Look over the entries that follow and work out how many lines contain "provoquen". State the number only.
====== TASK MATERIAL
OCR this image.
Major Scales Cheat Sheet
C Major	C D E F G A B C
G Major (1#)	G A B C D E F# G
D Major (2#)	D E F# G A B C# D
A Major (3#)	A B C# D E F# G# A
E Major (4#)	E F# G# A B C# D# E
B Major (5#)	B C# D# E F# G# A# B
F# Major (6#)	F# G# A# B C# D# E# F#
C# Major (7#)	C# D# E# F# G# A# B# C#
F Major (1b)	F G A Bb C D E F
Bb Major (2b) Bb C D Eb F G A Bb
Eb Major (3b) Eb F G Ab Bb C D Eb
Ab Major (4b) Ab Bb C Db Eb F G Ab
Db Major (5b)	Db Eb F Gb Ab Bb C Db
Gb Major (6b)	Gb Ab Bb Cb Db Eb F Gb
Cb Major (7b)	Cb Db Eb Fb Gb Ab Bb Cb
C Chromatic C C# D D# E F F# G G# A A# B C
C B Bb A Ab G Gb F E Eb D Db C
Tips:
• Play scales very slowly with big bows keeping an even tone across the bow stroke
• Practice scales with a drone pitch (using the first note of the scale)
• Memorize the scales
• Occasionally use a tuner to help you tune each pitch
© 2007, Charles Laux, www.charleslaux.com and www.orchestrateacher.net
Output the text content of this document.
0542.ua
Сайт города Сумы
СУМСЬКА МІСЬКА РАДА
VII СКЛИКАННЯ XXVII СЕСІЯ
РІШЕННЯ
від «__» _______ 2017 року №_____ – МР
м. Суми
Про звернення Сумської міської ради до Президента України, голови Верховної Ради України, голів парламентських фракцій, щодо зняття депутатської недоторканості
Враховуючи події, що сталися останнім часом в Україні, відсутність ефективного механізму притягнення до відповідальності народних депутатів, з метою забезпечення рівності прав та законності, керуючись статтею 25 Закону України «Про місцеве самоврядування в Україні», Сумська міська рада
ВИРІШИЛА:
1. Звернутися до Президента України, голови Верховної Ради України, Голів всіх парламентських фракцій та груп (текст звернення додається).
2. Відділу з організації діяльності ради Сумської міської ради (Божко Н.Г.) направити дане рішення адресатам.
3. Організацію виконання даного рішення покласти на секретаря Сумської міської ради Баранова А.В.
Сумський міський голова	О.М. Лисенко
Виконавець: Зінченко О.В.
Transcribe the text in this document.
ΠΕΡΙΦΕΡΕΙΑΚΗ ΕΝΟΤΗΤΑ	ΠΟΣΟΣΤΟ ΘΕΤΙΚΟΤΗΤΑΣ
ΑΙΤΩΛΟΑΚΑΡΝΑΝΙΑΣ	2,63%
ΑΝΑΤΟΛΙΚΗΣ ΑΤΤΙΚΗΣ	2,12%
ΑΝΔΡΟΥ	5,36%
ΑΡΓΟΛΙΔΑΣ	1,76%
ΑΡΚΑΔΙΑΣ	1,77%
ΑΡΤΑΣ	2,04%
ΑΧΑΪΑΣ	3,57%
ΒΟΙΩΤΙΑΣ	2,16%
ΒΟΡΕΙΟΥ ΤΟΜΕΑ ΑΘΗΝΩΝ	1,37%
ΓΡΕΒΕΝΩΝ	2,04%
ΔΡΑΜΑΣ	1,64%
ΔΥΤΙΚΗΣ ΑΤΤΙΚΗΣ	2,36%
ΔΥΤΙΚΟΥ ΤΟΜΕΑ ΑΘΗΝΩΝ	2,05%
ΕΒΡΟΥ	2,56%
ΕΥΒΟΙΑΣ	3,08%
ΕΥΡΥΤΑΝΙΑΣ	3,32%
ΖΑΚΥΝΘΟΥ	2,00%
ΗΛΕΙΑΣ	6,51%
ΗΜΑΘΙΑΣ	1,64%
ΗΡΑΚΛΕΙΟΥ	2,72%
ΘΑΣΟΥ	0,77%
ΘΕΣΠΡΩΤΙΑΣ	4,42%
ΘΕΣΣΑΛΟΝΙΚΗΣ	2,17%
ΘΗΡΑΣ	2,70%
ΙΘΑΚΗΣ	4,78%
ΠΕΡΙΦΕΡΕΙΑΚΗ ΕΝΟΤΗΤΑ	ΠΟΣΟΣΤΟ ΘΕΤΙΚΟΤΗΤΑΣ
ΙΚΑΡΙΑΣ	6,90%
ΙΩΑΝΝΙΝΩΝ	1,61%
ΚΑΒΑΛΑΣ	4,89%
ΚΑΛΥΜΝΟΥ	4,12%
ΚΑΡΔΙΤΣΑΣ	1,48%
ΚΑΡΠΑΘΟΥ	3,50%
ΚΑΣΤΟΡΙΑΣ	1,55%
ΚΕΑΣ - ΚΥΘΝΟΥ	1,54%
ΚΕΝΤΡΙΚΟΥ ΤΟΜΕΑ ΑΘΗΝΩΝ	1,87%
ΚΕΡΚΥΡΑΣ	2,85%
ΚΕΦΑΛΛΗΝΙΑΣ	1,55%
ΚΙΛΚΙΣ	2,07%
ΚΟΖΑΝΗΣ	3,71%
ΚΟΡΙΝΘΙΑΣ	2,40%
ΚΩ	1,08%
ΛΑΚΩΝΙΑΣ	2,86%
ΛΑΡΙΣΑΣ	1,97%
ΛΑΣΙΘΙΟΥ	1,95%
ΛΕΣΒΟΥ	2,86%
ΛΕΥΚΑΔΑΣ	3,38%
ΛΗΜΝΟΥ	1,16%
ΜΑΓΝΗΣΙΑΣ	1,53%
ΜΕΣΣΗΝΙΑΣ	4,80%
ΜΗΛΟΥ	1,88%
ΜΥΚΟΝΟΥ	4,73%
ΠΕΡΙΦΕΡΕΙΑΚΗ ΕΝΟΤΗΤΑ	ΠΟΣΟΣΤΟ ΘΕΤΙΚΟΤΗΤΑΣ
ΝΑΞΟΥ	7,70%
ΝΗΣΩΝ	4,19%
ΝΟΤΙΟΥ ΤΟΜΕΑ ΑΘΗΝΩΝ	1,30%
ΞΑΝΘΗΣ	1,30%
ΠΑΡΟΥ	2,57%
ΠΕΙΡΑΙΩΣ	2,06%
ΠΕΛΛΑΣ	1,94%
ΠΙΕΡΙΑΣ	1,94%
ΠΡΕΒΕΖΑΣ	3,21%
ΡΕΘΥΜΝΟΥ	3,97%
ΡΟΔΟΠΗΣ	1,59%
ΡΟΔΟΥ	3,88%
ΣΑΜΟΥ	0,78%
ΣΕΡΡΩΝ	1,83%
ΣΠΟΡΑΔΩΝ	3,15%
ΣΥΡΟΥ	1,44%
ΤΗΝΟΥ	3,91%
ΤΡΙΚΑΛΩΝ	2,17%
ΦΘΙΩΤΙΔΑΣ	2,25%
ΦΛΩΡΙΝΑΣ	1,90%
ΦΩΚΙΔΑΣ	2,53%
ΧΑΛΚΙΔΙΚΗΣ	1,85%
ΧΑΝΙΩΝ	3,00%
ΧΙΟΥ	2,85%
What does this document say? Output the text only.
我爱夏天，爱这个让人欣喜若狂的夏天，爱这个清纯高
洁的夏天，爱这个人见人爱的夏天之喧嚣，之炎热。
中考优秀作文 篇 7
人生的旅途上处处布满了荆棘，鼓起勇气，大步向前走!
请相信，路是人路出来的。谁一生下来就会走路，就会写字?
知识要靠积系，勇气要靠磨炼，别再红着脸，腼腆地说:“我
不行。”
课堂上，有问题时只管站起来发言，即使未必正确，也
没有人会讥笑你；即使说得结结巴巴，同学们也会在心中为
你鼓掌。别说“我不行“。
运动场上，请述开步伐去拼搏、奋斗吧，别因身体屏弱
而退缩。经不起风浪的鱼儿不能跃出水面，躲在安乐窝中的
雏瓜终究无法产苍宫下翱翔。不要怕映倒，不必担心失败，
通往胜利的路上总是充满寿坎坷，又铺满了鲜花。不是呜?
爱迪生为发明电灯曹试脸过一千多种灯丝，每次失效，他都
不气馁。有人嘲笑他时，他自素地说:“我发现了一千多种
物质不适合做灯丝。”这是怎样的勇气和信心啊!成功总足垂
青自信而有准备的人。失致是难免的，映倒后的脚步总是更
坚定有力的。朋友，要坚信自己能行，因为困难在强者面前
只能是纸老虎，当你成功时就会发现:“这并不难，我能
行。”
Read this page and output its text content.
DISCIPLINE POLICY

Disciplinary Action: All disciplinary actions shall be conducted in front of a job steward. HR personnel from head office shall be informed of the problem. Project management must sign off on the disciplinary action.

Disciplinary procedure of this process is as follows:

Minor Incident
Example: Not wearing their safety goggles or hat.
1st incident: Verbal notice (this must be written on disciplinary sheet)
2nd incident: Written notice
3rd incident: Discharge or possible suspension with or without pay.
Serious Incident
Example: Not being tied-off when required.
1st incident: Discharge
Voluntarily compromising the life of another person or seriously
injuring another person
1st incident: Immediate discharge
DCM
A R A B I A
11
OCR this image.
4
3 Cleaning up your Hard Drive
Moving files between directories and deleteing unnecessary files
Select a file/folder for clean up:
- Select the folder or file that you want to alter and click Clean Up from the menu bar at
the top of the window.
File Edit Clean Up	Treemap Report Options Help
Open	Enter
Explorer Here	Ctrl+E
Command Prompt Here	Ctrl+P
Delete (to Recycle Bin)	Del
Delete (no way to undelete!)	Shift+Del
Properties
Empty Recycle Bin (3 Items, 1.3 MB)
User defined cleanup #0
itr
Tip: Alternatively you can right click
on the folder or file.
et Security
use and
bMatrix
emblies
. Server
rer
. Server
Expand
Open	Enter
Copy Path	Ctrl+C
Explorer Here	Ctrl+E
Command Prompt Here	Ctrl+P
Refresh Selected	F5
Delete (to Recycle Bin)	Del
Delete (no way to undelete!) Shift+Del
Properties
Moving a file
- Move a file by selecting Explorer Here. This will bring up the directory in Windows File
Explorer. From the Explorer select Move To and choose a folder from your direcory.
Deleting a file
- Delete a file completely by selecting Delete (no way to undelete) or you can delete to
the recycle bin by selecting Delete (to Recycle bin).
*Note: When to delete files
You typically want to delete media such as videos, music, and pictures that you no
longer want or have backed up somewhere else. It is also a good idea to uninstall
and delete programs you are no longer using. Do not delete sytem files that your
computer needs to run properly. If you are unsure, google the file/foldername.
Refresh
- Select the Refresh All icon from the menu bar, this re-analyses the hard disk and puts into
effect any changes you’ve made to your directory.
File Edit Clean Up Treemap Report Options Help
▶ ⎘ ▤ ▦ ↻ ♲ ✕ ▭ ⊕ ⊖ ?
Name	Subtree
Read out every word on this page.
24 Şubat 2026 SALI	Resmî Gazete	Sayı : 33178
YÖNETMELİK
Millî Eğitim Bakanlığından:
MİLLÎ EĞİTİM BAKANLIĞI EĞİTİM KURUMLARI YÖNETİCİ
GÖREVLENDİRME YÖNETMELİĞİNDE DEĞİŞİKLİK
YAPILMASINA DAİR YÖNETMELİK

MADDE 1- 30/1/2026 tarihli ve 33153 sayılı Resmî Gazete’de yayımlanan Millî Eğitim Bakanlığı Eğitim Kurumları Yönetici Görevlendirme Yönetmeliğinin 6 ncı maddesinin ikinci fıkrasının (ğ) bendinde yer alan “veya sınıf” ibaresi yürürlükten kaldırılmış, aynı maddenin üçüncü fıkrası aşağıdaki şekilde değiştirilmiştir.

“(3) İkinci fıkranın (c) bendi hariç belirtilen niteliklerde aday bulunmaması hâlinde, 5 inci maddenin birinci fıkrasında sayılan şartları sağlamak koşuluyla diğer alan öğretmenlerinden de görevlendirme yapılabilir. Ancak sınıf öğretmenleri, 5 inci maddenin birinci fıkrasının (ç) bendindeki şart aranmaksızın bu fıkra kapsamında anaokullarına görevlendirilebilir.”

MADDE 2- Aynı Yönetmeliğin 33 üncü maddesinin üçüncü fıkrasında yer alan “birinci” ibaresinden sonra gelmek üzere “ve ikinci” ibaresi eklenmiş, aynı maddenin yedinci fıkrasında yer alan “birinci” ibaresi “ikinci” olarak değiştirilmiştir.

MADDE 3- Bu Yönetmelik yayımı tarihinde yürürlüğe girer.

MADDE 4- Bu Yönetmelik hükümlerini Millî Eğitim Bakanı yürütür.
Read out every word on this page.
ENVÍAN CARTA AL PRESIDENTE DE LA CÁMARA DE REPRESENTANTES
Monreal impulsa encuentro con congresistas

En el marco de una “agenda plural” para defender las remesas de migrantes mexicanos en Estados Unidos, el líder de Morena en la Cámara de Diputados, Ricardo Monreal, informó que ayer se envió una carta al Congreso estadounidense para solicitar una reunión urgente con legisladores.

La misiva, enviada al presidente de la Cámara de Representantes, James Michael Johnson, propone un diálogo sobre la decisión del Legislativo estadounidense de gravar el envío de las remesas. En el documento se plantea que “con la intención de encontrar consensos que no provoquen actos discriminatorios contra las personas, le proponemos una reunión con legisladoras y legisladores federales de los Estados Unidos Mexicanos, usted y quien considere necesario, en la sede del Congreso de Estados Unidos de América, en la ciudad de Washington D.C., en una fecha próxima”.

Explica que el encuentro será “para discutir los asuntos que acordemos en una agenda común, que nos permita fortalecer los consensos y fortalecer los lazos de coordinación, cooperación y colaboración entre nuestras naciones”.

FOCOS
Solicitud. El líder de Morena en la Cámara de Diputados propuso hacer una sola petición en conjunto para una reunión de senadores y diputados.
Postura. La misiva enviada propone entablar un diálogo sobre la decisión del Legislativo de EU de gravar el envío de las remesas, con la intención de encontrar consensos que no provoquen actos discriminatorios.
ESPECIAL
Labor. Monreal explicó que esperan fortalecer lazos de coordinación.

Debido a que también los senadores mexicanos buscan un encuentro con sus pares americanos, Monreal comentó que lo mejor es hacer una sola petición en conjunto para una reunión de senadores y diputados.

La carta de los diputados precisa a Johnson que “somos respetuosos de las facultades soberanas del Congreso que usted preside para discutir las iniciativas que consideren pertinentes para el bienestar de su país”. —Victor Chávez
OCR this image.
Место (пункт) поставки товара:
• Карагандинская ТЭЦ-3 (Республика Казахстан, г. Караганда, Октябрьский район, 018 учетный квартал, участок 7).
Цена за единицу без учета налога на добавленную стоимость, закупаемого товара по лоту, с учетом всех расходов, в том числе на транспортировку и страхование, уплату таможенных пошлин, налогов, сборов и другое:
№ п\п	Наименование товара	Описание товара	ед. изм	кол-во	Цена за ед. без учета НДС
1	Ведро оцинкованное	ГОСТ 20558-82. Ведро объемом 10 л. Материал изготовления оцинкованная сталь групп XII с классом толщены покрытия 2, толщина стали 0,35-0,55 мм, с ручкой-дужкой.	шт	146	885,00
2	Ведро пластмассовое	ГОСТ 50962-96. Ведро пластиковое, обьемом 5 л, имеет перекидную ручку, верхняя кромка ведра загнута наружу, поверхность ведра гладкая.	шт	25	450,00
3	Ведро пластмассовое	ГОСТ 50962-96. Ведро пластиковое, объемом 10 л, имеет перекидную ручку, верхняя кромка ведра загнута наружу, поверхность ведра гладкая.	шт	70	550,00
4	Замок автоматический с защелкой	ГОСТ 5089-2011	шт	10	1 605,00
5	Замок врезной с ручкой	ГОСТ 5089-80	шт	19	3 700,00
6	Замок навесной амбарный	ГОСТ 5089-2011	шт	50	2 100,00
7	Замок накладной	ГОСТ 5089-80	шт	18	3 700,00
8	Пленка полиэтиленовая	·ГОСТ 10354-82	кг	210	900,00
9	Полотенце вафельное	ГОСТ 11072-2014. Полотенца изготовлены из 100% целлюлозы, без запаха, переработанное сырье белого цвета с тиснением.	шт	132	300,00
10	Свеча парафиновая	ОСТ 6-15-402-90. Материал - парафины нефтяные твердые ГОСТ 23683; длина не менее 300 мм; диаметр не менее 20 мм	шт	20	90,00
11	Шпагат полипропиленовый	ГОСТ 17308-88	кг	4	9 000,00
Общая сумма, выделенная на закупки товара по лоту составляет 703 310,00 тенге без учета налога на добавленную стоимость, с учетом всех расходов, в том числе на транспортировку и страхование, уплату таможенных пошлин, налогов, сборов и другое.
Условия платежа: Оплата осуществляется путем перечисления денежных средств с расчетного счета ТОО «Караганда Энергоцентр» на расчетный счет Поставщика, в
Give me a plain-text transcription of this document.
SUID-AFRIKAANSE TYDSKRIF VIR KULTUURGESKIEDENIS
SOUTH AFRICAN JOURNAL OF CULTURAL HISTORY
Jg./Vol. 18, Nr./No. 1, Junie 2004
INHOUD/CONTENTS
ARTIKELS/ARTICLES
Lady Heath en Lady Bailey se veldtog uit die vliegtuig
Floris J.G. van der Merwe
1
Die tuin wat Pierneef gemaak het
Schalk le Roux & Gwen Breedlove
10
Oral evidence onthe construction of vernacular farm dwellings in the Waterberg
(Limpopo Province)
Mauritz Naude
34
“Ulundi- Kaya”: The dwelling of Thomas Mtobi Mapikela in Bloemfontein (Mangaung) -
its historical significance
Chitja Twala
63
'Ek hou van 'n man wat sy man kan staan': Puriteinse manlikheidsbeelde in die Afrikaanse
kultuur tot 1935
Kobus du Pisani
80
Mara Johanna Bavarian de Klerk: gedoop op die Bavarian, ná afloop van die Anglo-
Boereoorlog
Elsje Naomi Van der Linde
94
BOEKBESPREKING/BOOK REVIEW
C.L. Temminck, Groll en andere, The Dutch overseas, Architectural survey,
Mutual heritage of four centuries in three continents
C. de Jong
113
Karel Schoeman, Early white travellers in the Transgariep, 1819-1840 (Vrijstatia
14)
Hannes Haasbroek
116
============
*ANSWER BELOW*
2